Records supplied →
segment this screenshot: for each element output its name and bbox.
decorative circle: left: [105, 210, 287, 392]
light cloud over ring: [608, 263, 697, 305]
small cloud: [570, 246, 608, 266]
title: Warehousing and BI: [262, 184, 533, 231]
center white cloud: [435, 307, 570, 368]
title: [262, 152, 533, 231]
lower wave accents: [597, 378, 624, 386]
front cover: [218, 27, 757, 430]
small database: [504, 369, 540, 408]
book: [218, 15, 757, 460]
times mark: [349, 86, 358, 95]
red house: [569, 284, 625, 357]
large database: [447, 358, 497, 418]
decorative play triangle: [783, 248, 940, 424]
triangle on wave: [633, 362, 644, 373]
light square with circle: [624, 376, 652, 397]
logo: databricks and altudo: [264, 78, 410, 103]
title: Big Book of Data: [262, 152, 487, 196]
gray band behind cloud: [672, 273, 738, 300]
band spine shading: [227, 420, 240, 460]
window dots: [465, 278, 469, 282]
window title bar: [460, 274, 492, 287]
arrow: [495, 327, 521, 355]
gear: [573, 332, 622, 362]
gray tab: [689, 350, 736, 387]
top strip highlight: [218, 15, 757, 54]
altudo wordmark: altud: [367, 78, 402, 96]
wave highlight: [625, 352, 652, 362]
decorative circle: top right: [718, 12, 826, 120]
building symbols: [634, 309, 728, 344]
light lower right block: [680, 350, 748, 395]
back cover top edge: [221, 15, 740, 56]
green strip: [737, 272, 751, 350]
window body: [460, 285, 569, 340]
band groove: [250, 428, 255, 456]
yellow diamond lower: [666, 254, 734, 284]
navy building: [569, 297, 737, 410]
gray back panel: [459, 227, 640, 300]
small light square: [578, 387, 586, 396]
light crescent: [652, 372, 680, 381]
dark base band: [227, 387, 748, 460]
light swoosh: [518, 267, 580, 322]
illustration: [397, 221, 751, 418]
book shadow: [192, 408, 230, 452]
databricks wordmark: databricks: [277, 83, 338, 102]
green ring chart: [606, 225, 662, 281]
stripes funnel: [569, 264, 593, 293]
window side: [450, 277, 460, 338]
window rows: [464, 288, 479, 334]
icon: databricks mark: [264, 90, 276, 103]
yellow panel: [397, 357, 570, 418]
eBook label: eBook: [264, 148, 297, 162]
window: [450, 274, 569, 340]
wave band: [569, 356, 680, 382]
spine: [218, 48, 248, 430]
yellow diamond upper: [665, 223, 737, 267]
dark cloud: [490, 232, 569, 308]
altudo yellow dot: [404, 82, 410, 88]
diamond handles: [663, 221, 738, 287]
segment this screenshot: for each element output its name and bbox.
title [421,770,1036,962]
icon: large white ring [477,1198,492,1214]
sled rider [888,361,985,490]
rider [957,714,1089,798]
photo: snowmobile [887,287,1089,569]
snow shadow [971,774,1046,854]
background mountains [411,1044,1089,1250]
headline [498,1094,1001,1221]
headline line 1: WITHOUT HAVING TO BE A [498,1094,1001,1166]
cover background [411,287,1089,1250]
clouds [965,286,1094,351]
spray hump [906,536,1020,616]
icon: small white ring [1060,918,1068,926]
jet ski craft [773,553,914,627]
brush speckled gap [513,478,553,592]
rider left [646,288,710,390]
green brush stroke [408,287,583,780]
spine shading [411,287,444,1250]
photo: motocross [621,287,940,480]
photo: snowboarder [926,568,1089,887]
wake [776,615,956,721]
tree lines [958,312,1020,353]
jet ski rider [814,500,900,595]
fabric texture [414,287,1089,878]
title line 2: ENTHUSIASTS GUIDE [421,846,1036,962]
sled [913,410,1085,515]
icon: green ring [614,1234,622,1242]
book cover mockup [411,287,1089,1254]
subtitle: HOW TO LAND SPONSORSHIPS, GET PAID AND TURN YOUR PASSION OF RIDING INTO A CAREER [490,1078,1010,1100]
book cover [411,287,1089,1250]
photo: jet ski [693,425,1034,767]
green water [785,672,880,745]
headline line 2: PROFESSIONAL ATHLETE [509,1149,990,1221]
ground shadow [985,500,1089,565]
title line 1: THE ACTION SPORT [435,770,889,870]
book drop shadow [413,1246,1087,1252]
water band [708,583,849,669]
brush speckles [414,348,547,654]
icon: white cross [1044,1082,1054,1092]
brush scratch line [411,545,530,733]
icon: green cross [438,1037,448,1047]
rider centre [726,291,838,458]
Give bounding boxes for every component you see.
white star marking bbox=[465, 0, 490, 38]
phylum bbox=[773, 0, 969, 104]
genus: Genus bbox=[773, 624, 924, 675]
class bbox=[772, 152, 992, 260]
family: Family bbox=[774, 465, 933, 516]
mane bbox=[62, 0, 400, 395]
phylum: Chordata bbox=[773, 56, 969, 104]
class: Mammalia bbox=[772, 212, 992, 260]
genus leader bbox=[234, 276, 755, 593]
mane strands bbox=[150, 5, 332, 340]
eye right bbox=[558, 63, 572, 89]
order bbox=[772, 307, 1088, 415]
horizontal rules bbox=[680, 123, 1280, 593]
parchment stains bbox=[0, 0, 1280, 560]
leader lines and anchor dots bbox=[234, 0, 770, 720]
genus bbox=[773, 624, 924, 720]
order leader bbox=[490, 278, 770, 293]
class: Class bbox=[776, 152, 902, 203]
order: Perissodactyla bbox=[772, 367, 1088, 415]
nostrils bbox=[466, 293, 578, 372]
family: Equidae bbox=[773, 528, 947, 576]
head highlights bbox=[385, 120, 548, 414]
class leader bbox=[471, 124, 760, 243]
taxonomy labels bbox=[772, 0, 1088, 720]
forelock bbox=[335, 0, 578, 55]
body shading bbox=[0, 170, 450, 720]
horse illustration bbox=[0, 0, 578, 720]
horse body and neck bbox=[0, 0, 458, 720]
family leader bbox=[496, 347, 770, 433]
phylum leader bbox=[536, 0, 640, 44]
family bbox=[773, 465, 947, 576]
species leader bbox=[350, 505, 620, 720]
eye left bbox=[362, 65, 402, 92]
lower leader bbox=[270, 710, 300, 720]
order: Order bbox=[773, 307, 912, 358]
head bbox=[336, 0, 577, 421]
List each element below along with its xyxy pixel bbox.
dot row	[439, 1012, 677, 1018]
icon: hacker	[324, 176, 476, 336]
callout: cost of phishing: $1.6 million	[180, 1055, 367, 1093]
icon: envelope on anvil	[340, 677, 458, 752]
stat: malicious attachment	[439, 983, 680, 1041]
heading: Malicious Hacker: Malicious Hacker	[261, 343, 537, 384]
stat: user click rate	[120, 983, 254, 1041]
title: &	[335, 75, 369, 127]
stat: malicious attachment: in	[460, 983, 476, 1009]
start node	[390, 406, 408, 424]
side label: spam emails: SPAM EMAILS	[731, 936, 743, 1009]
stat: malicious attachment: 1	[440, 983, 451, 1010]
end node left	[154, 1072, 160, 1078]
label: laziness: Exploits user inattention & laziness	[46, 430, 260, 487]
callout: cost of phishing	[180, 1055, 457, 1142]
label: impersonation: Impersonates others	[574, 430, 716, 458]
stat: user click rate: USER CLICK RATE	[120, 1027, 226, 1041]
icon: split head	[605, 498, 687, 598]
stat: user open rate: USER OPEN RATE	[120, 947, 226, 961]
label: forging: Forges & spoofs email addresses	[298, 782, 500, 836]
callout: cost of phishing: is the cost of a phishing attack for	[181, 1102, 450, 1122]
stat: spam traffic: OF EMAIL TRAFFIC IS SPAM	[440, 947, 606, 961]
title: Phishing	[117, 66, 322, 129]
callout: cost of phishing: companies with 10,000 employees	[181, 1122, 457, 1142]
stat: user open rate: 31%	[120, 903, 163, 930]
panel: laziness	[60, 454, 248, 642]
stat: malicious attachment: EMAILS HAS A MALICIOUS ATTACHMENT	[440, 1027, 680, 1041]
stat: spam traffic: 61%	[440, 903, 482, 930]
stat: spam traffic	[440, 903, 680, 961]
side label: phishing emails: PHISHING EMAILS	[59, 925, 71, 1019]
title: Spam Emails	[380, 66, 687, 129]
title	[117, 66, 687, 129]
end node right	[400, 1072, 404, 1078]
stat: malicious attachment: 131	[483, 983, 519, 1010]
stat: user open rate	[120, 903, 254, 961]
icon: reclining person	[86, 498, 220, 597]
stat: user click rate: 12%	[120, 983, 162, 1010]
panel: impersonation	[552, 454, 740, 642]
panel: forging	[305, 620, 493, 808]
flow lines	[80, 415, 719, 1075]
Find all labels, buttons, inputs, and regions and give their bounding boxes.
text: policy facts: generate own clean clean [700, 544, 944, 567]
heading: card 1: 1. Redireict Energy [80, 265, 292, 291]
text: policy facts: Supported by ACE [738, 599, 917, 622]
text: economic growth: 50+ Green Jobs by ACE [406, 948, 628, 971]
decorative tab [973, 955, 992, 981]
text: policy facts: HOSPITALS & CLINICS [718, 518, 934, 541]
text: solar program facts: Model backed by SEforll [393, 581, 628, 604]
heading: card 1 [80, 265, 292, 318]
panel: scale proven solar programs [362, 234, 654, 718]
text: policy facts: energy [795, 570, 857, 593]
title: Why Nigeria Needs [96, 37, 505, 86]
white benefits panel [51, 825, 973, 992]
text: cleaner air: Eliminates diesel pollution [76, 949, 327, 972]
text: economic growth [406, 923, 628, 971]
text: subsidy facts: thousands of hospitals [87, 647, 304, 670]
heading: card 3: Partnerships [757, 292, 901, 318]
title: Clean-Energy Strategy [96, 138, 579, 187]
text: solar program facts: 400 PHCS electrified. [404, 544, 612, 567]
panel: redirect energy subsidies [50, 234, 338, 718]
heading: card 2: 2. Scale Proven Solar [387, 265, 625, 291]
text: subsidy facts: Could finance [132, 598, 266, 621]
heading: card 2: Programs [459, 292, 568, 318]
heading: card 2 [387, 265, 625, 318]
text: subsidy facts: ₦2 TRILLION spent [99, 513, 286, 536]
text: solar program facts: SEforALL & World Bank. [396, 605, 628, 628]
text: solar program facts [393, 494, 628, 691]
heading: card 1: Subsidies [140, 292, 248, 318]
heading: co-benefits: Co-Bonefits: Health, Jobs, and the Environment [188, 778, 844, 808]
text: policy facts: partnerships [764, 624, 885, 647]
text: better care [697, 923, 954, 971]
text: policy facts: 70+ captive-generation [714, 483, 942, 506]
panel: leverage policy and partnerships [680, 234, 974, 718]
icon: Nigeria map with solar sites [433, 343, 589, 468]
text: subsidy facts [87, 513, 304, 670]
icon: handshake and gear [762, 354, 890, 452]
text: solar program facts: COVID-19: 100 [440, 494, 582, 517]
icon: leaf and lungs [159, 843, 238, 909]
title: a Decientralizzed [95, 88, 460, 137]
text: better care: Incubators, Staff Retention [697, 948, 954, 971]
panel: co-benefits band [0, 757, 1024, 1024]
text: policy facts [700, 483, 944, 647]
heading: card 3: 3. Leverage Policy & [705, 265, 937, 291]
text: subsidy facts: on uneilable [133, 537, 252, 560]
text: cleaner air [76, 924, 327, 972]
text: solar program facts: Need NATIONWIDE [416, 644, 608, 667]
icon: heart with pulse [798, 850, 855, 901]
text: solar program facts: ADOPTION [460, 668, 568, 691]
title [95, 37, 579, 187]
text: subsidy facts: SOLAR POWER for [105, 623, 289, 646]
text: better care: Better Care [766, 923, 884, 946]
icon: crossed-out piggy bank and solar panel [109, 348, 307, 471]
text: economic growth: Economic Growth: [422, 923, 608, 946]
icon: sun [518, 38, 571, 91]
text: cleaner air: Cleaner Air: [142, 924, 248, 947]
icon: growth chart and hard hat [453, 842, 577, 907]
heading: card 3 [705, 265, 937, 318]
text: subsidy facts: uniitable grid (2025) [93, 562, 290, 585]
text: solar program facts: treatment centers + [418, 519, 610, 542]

Do this → Select each line of the records above that contains the string "callout", matching case exactly.

Response for this exercise →
callout: cost of phishing: $1.6 million	[180, 1055, 367, 1093]
callout: cost of phishing	[180, 1055, 457, 1142]
callout: cost of phishing: is the cost of a phishing attack for	[181, 1102, 450, 1122]
callout: cost of phishing: companies with 10,000 employees	[181, 1122, 457, 1142]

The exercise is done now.